WHAT TO PRODUCE.
Will you output all of the data below exactly, omitting the images?

** Begin RECORD SET **

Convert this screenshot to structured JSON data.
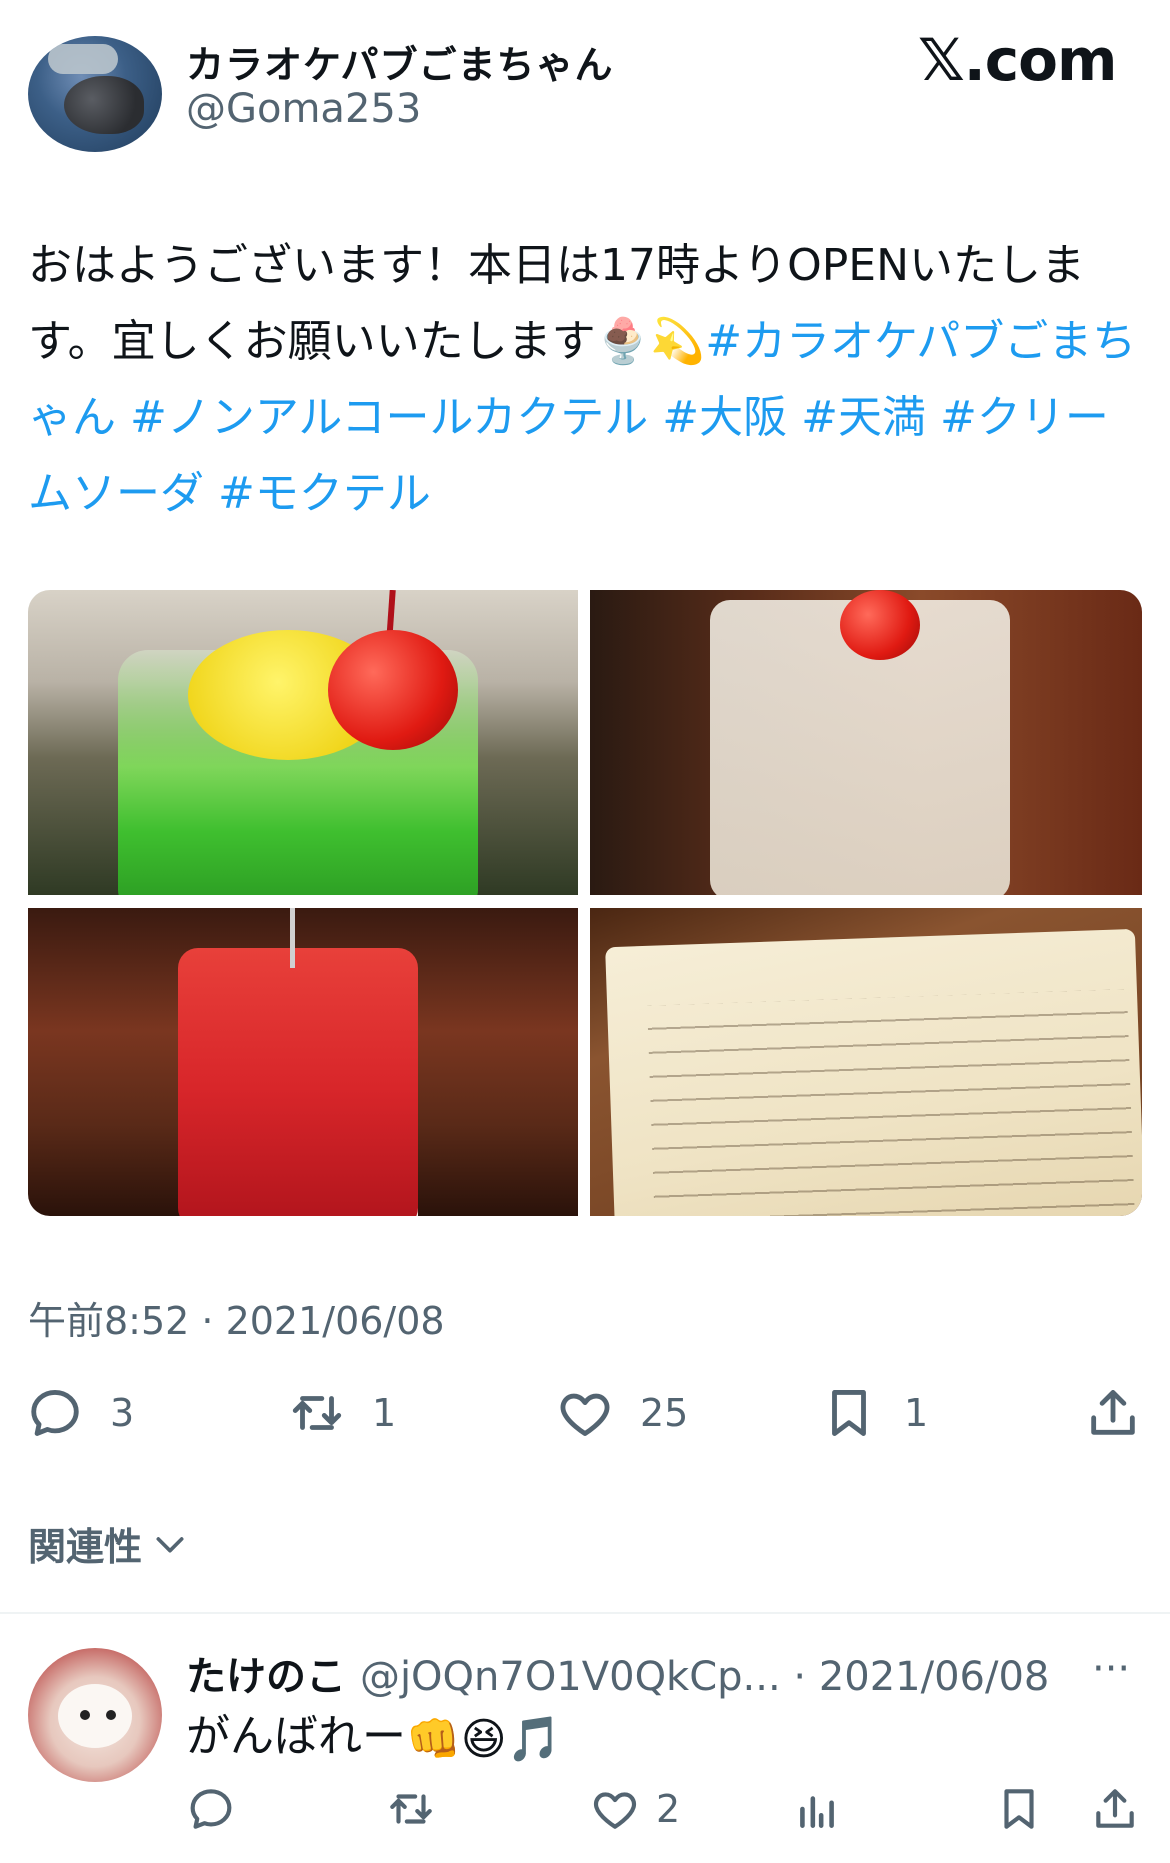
{
  "header": {
    "display_name": "カラオケパブごまちゃん",
    "handle": "@Goma253",
    "brand": "𝕏.com"
  },
  "tweet": {
    "text_plain": "おはようございます！本日は17時よりOPENいたします。宜しくお願いいたします",
    "emoji": "🍨💫",
    "hashtags": [
      "#カラオケパブごまちゃん",
      "#ノンアルコールカクテル",
      "#大阪",
      "#天満",
      "#クリームソーダ",
      "#モクテル"
    ]
  },
  "media": {
    "photo_1": "緑のクリームソーダ",
    "photo_2": "白いドリンク",
    "photo_3": "赤いドリンク",
    "photo_4": "メニュー表"
  },
  "timestamp": "午前8:52 · 2021/06/08",
  "actions": {
    "reply_count": "3",
    "retweet_count": "1",
    "like_count": "25",
    "bookmark_count": "1"
  },
  "relevance": {
    "label": "関連性"
  },
  "reply": {
    "name": "たけのこ",
    "handle_date": "@jOQn7O1V0QkCp... · 2021/06/08",
    "more": "···",
    "text": "がんばれー",
    "emoji": "👊😆🎵",
    "like_count": "2"
  }
}
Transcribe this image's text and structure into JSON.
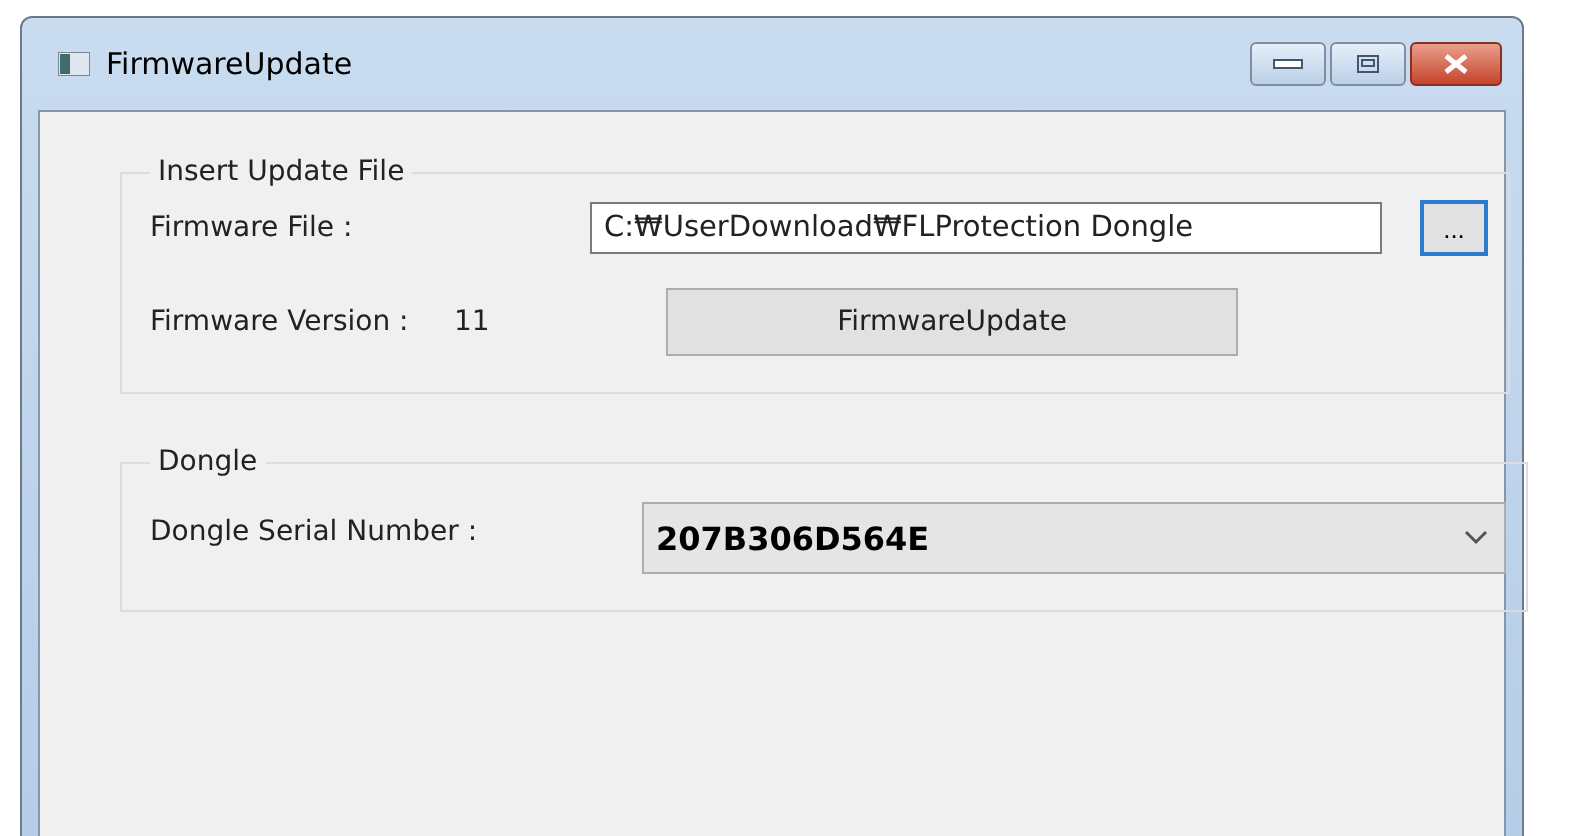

** End RECORD SET **

SOLUTION FOR THIS PROBLEM.
Convert this screenshot to structured JSON data.
{
  "header": {
    "display_name": "カラオケパブごまちゃん",
    "handle": "@Goma253",
    "brand": "𝕏.com"
  },
  "tweet": {
    "text_plain": "おはようございます！本日は17時よりOPENいたします。宜しくお願いいたします",
    "emoji": "🍨💫",
    "hashtags": [
      "#カラオケパブごまちゃん",
      "#ノンアルコールカクテル",
      "#大阪",
      "#天満",
      "#クリームソーダ",
      "#モクテル"
    ]
  },
  "media": {
    "photo_1": "緑のクリームソーダ",
    "photo_2": "白いドリンク",
    "photo_3": "赤いドリンク",
    "photo_4": "メニュー表"
  },
  "timestamp": "午前8:52 · 2021/06/08",
  "actions": {
    "reply_count": "3",
    "retweet_count": "1",
    "like_count": "25",
    "bookmark_count": "1"
  },
  "relevance": {
    "label": "関連性"
  },
  "reply": {
    "name": "たけのこ",
    "handle_date": "@jOQn7O1V0QkCp... · 2021/06/08",
    "more": "···",
    "text": "がんばれー",
    "emoji": "👊😆🎵",
    "like_count": "2"
  }
}
Transcribe this image's text and structure into JSON.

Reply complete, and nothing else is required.